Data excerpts
*-*-*

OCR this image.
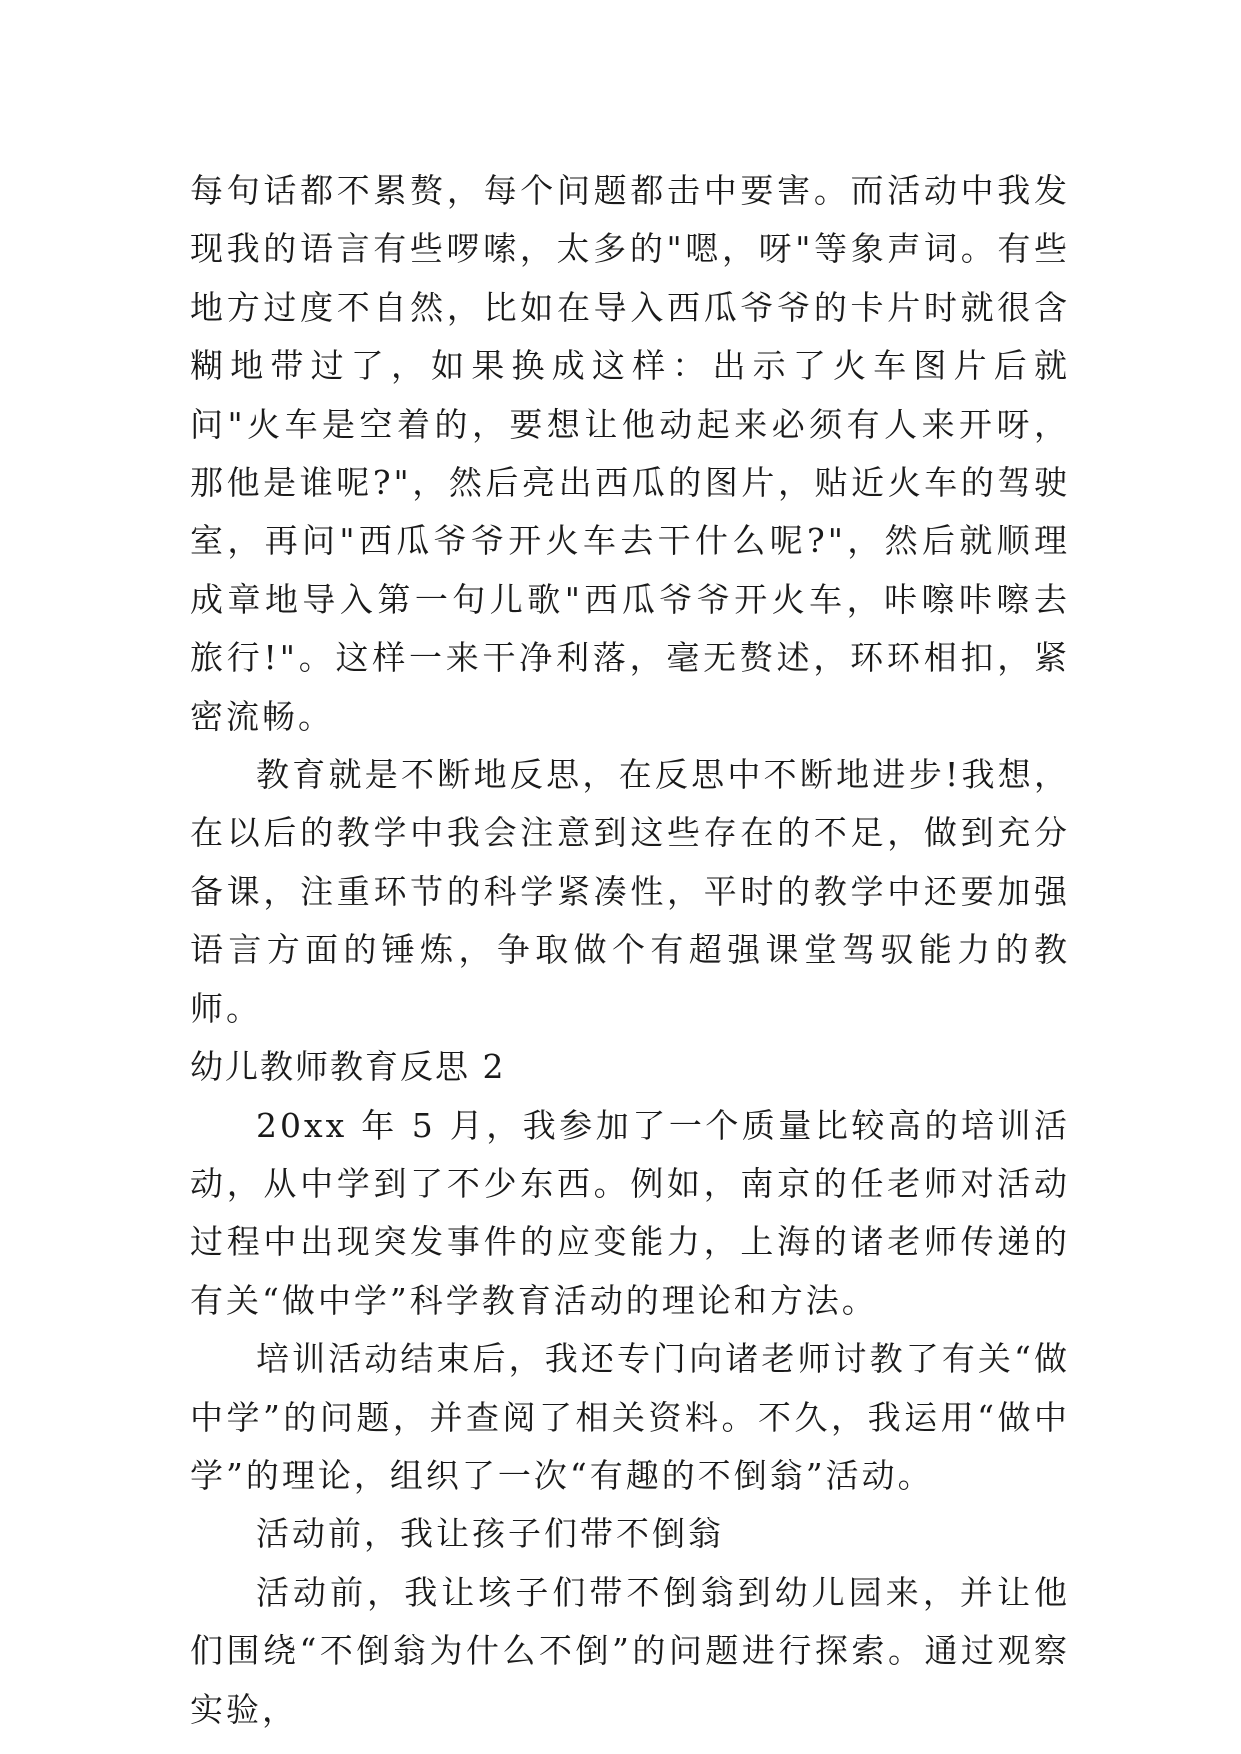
每句话都不累赘，每个问题都击中要害。而活动中我发现我的语言有些啰嗦，太多的"嗯，呀"等象声词。有些地方过度不自然，比如在导入西瓜爷爷的卡片时就很含糊地带过了，如果换成这样：出示了火车图片后就问"火车是空着的，要想让他动起来必须有人来开呀，那他是谁呢?"，然后亮出西瓜的图片，贴近火车的驾驶室，再问"西瓜爷爷开火车去干什么呢?"，然后就顺理成章地导入第一句儿歌"西瓜爷爷开火车，咔嚓咔嚓去旅行!"。这样一来干净利落，毫无赘述，环环相扣，紧密流畅。

教育就是不断地反思，在反思中不断地进步!我想，在以后的教学中我会注意到这些存在的不足，做到充分备课，注重环节的科学紧凑性，平时的教学中还要加强语言方面的锤炼，争取做个有超强课堂驾驭能力的教师。

幼儿教师教育反思 2

20xx 年 5 月，我参加了一个质量比较高的培训活动，从中学到了不少东西。例如，南京的任老师对活动过程中出现突发事件的应变能力，上海的诸老师传递的有关“做中学”科学教育活动的理论和方法。

培训活动结束后，我还专门向诸老师讨教了有关“做中学”的问题，并查阅了相关资料。不久，我运用“做中学”的理论，组织了一次“有趣的不倒翁”活动。

活动前，我让孩子们带不倒翁

活动前，我让垓子们带不倒翁到幼儿园来，并让他们围绕“不倒翁为什么不倒”的问题进行探索。通过观察实验，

*-*-*

■ To do ■
Copy the records exactly. Skip the pictures.

■ The answer ■
OCR this image.
每句话都不累赘，每个问题都击中要害。而活动中我发现我的语言有些啰嗦，太多的"嗯，呀"等象声词。有些地方过度不自然，比如在导入西瓜爷爷的卡片时就很含糊地带过了，如果换成这样：出示了火车图片后就问"火车是空着的，要想让他动起来必须有人来开呀，那他是谁呢?"，然后亮出西瓜的图片，贴近火车的驾驶室，再问"西瓜爷爷开火车去干什么呢?"，然后就顺理成章地导入第一句儿歌"西瓜爷爷开火车，咔嚓咔嚓去旅行!"。这样一来干净利落，毫无赘述，环环相扣，紧密流畅。

教育就是不断地反思，在反思中不断地进步!我想，在以后的教学中我会注意到这些存在的不足，做到充分备课，注重环节的科学紧凑性，平时的教学中还要加强语言方面的锤炼，争取做个有超强课堂驾驭能力的教师。

幼儿教师教育反思 2

20xx 年 5 月，我参加了一个质量比较高的培训活动，从中学到了不少东西。例如，南京的任老师对活动过程中出现突发事件的应变能力，上海的诸老师传递的有关“做中学”科学教育活动的理论和方法。

培训活动结束后，我还专门向诸老师讨教了有关“做中学”的问题，并查阅了相关资料。不久，我运用“做中学”的理论，组织了一次“有趣的不倒翁”活动。

活动前，我让孩子们带不倒翁

活动前，我让垓子们带不倒翁到幼儿园来，并让他们围绕“不倒翁为什么不倒”的问题进行探索。通过观察实验，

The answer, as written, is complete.